REQUEST: Look for "植物会館" in each line of the entries, and return the matching lines.

GIVEN RECORDS:

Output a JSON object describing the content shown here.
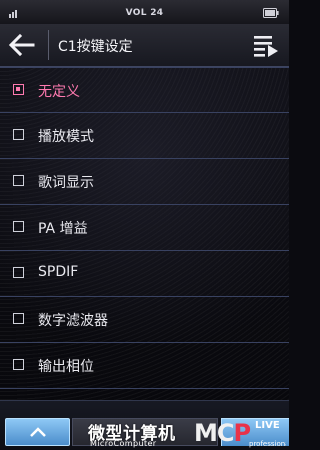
{
  "status_bar": {
    "title": "VOL 24",
    "signal_icon": "signal-icon",
    "battery_icon": "battery-icon"
  },
  "header": {
    "back_icon": "back-arrow-icon",
    "title": "C1按键设定",
    "menu_icon": "list-menu-icon"
  },
  "options": [
    {
      "label": "无定义",
      "checked": true
    },
    {
      "label": "播放模式",
      "checked": false
    },
    {
      "label": "歌词显示",
      "checked": false
    },
    {
      "label": "PA 增益",
      "checked": false
    },
    {
      "label": "SPDIF",
      "checked": false
    },
    {
      "label": "数字滤波器",
      "checked": false
    },
    {
      "label": "输出相位",
      "checked": false
    }
  ],
  "bottom_bar": {
    "up_icon": "chevron-up-icon"
  },
  "watermark": {
    "cn": "微型计算机",
    "en": "MicroComputer",
    "logo_mc": "MC",
    "logo_p": "P",
    "logo_live": "LIVE",
    "logo_pro": "professional"
  },
  "colors": {
    "accent": "#ff7ab0",
    "button_blue": "#6fb0e8",
    "divider": "#394261"
  }
}
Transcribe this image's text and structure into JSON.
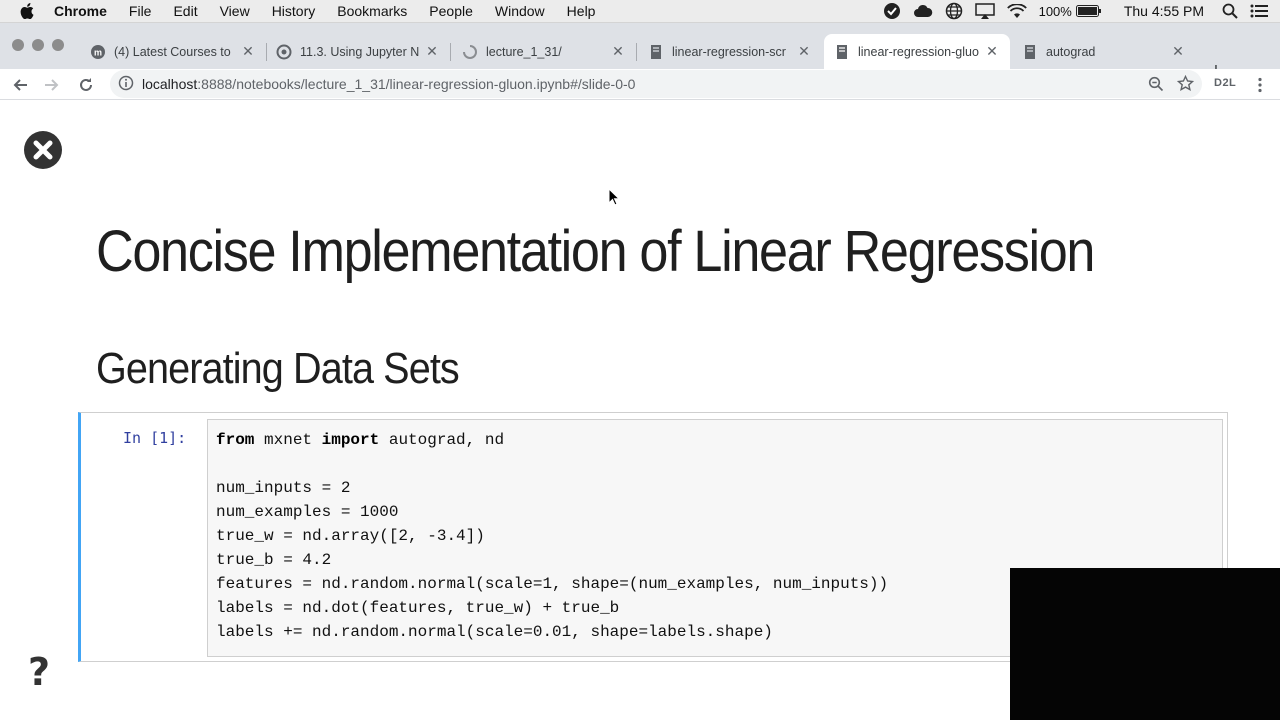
{
  "menubar": {
    "app": "Chrome",
    "menus": [
      "File",
      "Edit",
      "View",
      "History",
      "Bookmarks",
      "People",
      "Window",
      "Help"
    ],
    "battery": "100%",
    "clock": "Thu 4:55 PM"
  },
  "tabs": [
    {
      "title": "(4) Latest Courses to",
      "favicon": "m-icon"
    },
    {
      "title": "11.3. Using Jupyter N",
      "favicon": "globe-icon"
    },
    {
      "title": "lecture_1_31/",
      "favicon": "loading-icon"
    },
    {
      "title": "linear-regression-scr",
      "favicon": "notebook-icon"
    },
    {
      "title": "linear-regression-gluo",
      "favicon": "notebook-icon",
      "active": true
    },
    {
      "title": "autograd",
      "favicon": "notebook-icon"
    }
  ],
  "address": {
    "host": "localhost",
    "rest": ":8888/notebooks/lecture_1_31/linear-regression-gluon.ipynb#/slide-0-0"
  },
  "extension_label": "D2L",
  "slide": {
    "title": "Concise Implementation of Linear Regression",
    "subtitle": "Generating Data Sets",
    "cell_prompt": "In [1]:",
    "code_lines": [
      [
        {
          "t": "from",
          "k": true
        },
        {
          "t": " mxnet "
        },
        {
          "t": "import",
          "k": true
        },
        {
          "t": " autograd, nd"
        }
      ],
      [
        {
          "t": ""
        }
      ],
      [
        {
          "t": "num_inputs = 2"
        }
      ],
      [
        {
          "t": "num_examples = 1000"
        }
      ],
      [
        {
          "t": "true_w = nd.array([2, -3.4])"
        }
      ],
      [
        {
          "t": "true_b = 4.2"
        }
      ],
      [
        {
          "t": "features = nd.random.normal(scale=1, shape=(num_examples, num_inputs))"
        }
      ],
      [
        {
          "t": "labels = nd.dot(features, true_w) + true_b"
        }
      ],
      [
        {
          "t": "labels += nd.random.normal(scale=0.01, shape=labels.shape)"
        }
      ]
    ]
  }
}
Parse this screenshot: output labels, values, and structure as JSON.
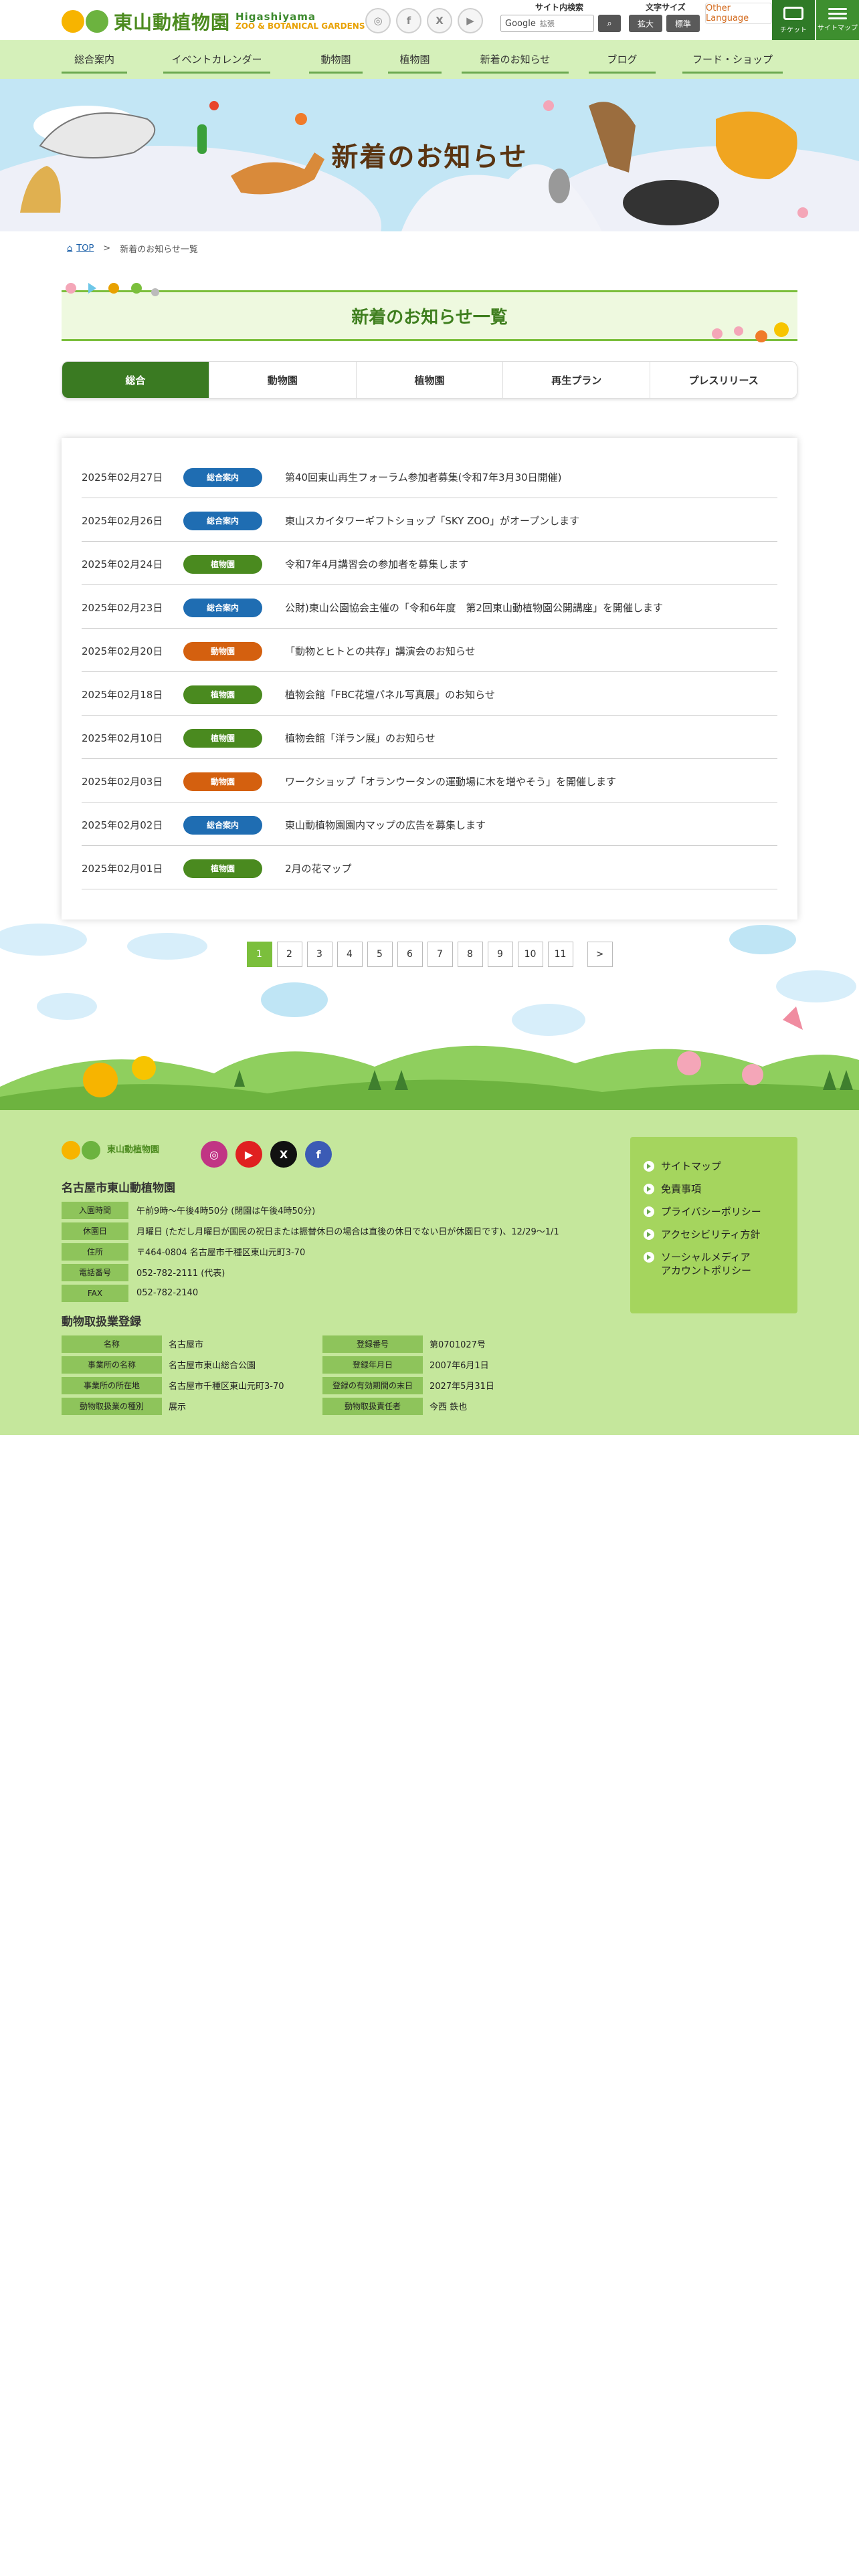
{
  "header": {
    "logo_title": "東山動植物園",
    "logo_en1": "Higashiyama",
    "logo_en2": "ZOO & BOTANICAL GARDENS",
    "sns": [
      "instagram-icon",
      "facebook-icon",
      "x-icon",
      "youtube-icon"
    ],
    "search_label": "サイト内検索",
    "search_google": "Google",
    "search_placeholder": "拡張",
    "font_size_label": "文字サイズ",
    "font_large": "拡大",
    "font_standard": "標準",
    "other_language": "Other Language",
    "ticket_label": "チケット",
    "menu_label": "サイトマップ"
  },
  "nav": [
    "総合案内",
    "イベントカレンダー",
    "動物園",
    "植物園",
    "新着のお知らせ",
    "ブログ",
    "フード・ショップ"
  ],
  "hero": {
    "title": "新着のお知らせ"
  },
  "breadcrumb": {
    "top": "TOP",
    "separator": ">",
    "current": "新着のお知らせ一覧"
  },
  "section_title": "新着のお知らせ一覧",
  "tabs": [
    "総合",
    "動物園",
    "植物園",
    "再生プラン",
    "プレスリリース"
  ],
  "news": [
    {
      "date": "2025年02月27日",
      "category": "総合案内",
      "title": "第40回東山再生フォーラム参加者募集(令和7年3月30日開催)"
    },
    {
      "date": "2025年02月26日",
      "category": "総合案内",
      "title": "東山スカイタワーギフトショップ「SKY ZOO」がオープンします"
    },
    {
      "date": "2025年02月24日",
      "category": "植物園",
      "title": "令和7年4月講習会の参加者を募集します"
    },
    {
      "date": "2025年02月23日",
      "category": "総合案内",
      "title": "公財)東山公園協会主催の「令和6年度　第2回東山動植物園公開講座」を開催します"
    },
    {
      "date": "2025年02月20日",
      "category": "動物園",
      "title": "「動物とヒトとの共存」講演会のお知らせ"
    },
    {
      "date": "2025年02月18日",
      "category": "植物園",
      "title": "植物会館「FBC花壇パネル写真展」のお知らせ"
    },
    {
      "date": "2025年02月10日",
      "category": "植物園",
      "title": "植物会館「洋ラン展」のお知らせ"
    },
    {
      "date": "2025年02月03日",
      "category": "動物園",
      "title": "ワークショップ「オランウータンの運動場に木を増やそう」を開催します"
    },
    {
      "date": "2025年02月02日",
      "category": "総合案内",
      "title": "東山動植物園園内マップの広告を募集します"
    },
    {
      "date": "2025年02月01日",
      "category": "植物園",
      "title": "2月の花マップ"
    }
  ],
  "category_colors": {
    "総合案内": "#1f6db2",
    "植物園": "#4a8a1f",
    "動物園": "#d4600f"
  },
  "pagination": {
    "pages": [
      "1",
      "2",
      "3",
      "4",
      "5",
      "6",
      "7",
      "8",
      "9",
      "10",
      "11"
    ],
    "current": "1",
    "next": ">"
  },
  "footer": {
    "org_name": "名古屋市東山動植物園",
    "logo_text": "東山動植物園",
    "sns": [
      "instagram-icon",
      "youtube-icon",
      "x-icon",
      "facebook-icon"
    ],
    "info": [
      {
        "label": "入園時間",
        "value": "午前9時～午後4時50分 (閉園は午後4時50分)"
      },
      {
        "label": "休園日",
        "value": "月曜日 (ただし月曜日が国民の祝日または振替休日の場合は直後の休日でない日が休園日です)、12/29～1/1"
      },
      {
        "label": "住所",
        "value": "〒464-0804 名古屋市千種区東山元町3-70"
      },
      {
        "label": "電話番号",
        "value": "052-782-2111 (代表)"
      },
      {
        "label": "FAX",
        "value": "052-782-2140"
      }
    ],
    "registration_title": "動物取扱業登録",
    "registration": [
      [
        {
          "label": "名称",
          "value": "名古屋市"
        },
        {
          "label": "登録番号",
          "value": "第0701027号"
        }
      ],
      [
        {
          "label": "事業所の名称",
          "value": "名古屋市東山総合公園"
        },
        {
          "label": "登録年月日",
          "value": "2007年6月1日"
        }
      ],
      [
        {
          "label": "事業所の所在地",
          "value": "名古屋市千種区東山元町3-70"
        },
        {
          "label": "登録の有効期間の末日",
          "value": "2027年5月31日"
        }
      ],
      [
        {
          "label": "動物取扱業の種別",
          "value": "展示"
        },
        {
          "label": "動物取扱責任者",
          "value": "今西 鉄也"
        }
      ]
    ],
    "links": [
      "サイトマップ",
      "免責事項",
      "プライバシーポリシー",
      "アクセシビリティ方針",
      "ソーシャルメディアアカウントポリシー"
    ]
  }
}
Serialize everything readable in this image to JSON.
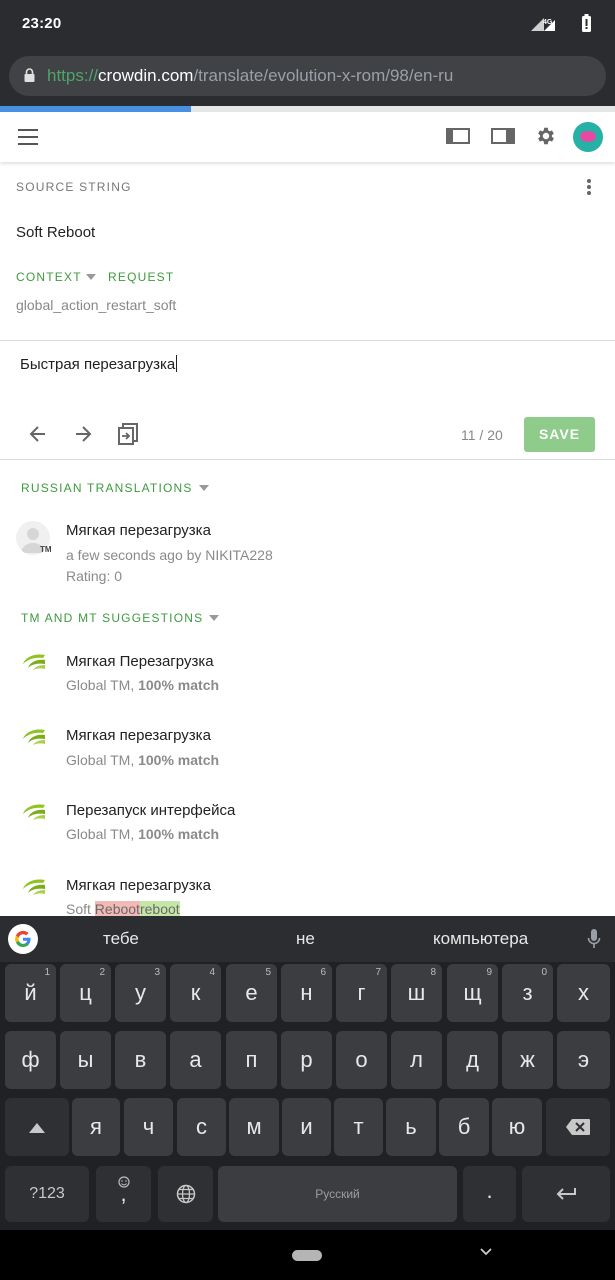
{
  "status": {
    "time": "23:20",
    "network": "4G"
  },
  "browser": {
    "url_scheme": "https://",
    "url_host": "crowdin.com",
    "url_path": "/translate/evolution-x-rom/98/en-ru",
    "progress": 0.31
  },
  "source": {
    "label": "SOURCE STRING",
    "text": "Soft Reboot",
    "context_label": "CONTEXT",
    "request_label": "REQUEST",
    "context_id": "global_action_restart_soft"
  },
  "editor": {
    "value": "Быстрая перезагрузка",
    "counter": "11 / 20",
    "save_label": "SAVE"
  },
  "russian_translations": {
    "label": "RUSSIAN TRANSLATIONS",
    "items": [
      {
        "text": "Мягкая перезагрузка",
        "meta": "a few seconds ago by NIKITA228",
        "rating": "Rating: 0",
        "avatar_badge": "TM"
      }
    ]
  },
  "suggestions": {
    "label": "TM AND MT SUGGESTIONS",
    "items": [
      {
        "text": "Мягкая Перезагрузка",
        "source": "Global TM,",
        "match": "100% match"
      },
      {
        "text": "Мягкая перезагрузка",
        "source": "Global TM,",
        "match": "100% match"
      },
      {
        "text": "Перезапуск интерфейса",
        "source": "Global TM,",
        "match": "100% match"
      },
      {
        "text": "Мягкая перезагрузка",
        "diff_prefix": "Soft ",
        "diff_removed": "Reboot",
        "diff_added": "reboot"
      }
    ]
  },
  "keyboard": {
    "suggestions": [
      "тебе",
      "не",
      "компьютера"
    ],
    "row1": [
      {
        "k": "й",
        "h": "1"
      },
      {
        "k": "ц",
        "h": "2"
      },
      {
        "k": "у",
        "h": "3"
      },
      {
        "k": "к",
        "h": "4"
      },
      {
        "k": "е",
        "h": "5"
      },
      {
        "k": "н",
        "h": "6"
      },
      {
        "k": "г",
        "h": "7"
      },
      {
        "k": "ш",
        "h": "8"
      },
      {
        "k": "щ",
        "h": "9"
      },
      {
        "k": "з",
        "h": "0"
      },
      {
        "k": "х",
        "h": ""
      }
    ],
    "row2": [
      "ф",
      "ы",
      "в",
      "а",
      "п",
      "р",
      "о",
      "л",
      "д",
      "ж",
      "э"
    ],
    "row3": [
      "я",
      "ч",
      "с",
      "м",
      "и",
      "т",
      "ь",
      "б",
      "ю"
    ],
    "symbols_label": "?123",
    "emoji_comma": ",",
    "space_label": "Русский",
    "period": "."
  },
  "colors": {
    "accent_green": "#3f9a3f",
    "save_green": "#8fcb8b",
    "progress_blue": "#4a90e2"
  }
}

WRITTEN RESPONSE:
      "title": "植物会館「FBC花壇パネル写真展」のお知らせ"
      "title": "植物会館「洋ラン展」のお知らせ"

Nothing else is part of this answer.